** Aim **
Determine which lines of the records include the word "content", and copy them.

^^^^^^^^^^^^^^^^

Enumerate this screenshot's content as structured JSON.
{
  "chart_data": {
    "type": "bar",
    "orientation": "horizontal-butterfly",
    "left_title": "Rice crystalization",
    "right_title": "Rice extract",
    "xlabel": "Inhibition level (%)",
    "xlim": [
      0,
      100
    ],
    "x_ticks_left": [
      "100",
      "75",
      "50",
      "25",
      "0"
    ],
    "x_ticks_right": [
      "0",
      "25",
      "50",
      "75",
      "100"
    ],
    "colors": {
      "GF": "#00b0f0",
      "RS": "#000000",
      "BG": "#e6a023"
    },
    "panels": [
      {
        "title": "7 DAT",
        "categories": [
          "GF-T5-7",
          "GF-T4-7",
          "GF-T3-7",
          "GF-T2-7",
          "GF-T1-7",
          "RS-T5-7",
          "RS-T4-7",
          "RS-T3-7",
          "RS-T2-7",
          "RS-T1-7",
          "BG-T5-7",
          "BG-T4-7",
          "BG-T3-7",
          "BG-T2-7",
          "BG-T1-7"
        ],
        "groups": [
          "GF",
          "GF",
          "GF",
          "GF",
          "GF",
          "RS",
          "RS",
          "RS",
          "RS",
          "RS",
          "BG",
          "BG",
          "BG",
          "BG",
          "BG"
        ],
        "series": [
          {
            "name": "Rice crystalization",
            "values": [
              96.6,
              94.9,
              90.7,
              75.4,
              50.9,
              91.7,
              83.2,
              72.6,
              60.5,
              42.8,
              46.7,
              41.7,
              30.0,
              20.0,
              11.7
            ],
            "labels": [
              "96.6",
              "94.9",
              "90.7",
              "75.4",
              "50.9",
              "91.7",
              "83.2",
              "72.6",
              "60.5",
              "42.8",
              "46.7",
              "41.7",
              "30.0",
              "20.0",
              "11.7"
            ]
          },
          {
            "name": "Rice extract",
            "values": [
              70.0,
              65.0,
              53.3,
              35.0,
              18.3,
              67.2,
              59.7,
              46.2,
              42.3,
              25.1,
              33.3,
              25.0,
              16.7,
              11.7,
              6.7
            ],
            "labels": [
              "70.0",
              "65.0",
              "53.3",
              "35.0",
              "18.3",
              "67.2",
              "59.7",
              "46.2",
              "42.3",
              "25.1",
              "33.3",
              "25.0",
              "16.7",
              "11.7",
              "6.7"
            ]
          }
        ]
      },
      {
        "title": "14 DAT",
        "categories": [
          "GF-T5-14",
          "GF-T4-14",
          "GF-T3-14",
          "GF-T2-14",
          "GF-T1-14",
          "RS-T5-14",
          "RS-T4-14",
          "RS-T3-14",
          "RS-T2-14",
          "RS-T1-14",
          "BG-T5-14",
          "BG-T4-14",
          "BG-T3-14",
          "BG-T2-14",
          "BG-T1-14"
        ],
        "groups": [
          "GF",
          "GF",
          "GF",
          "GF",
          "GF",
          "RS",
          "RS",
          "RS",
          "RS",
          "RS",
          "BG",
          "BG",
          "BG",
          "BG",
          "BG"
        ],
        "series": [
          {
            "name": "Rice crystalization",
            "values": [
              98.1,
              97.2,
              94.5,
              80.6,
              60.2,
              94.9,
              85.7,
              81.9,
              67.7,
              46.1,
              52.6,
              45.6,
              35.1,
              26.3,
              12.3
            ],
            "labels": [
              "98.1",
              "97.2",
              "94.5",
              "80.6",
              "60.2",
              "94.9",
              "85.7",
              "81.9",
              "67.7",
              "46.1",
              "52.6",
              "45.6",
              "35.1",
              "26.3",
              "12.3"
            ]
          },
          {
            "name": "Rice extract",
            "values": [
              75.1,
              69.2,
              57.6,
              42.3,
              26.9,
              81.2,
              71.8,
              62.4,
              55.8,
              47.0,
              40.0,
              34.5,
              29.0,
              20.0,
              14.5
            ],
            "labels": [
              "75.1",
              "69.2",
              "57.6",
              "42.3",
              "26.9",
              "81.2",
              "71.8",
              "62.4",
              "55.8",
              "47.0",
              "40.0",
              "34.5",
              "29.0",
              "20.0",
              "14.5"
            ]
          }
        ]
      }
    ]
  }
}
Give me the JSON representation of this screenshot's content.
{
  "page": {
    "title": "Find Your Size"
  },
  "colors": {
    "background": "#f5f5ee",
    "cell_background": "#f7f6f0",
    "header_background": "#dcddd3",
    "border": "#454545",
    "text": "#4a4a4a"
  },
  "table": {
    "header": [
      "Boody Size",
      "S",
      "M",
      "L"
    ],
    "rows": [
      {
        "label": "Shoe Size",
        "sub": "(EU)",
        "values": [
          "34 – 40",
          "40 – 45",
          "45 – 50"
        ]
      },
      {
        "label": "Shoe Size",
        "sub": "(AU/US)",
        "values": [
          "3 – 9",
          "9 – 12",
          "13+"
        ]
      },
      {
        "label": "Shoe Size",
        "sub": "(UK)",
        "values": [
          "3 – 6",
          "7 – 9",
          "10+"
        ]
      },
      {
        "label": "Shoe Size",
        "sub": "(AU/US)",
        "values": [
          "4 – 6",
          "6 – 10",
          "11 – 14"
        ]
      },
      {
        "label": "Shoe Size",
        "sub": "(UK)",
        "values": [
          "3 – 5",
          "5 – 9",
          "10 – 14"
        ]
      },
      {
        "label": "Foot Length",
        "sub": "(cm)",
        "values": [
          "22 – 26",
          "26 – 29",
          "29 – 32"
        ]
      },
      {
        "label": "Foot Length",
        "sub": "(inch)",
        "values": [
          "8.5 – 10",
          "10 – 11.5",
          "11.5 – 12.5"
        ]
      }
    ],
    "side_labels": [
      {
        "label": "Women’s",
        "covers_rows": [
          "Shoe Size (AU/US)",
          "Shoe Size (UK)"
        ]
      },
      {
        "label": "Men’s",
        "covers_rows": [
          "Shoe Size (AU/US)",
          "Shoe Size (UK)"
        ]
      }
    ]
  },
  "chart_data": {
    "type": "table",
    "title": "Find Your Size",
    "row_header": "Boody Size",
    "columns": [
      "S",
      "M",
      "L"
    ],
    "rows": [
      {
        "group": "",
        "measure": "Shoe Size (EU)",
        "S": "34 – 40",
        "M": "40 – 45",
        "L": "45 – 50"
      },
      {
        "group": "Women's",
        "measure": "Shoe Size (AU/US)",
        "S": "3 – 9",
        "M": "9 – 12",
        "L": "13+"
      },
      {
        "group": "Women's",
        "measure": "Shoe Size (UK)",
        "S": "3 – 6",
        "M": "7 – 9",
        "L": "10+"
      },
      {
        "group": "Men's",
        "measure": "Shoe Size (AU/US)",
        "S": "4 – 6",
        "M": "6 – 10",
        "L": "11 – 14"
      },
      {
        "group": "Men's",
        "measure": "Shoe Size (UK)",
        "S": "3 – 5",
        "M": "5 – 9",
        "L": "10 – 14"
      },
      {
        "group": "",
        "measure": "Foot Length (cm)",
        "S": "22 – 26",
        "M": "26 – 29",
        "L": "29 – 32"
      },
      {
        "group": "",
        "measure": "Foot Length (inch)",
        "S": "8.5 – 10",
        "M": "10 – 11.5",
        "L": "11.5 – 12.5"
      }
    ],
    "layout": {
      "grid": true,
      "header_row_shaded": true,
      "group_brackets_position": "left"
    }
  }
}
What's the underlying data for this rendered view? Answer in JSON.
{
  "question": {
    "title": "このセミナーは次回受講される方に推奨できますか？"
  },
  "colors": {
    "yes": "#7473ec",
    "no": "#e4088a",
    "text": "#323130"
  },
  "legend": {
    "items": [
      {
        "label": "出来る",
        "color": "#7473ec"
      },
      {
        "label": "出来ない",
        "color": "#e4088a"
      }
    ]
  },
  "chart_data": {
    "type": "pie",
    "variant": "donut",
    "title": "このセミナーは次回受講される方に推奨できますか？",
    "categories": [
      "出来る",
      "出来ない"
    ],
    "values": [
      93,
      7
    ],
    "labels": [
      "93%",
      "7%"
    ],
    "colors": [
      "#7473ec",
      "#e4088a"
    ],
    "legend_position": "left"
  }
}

^^^^^^^^^^^^^^^^

** Task response **
Enumerate this screenshot's content as structured JSON.
Give me the JSON representation of this screenshot's content.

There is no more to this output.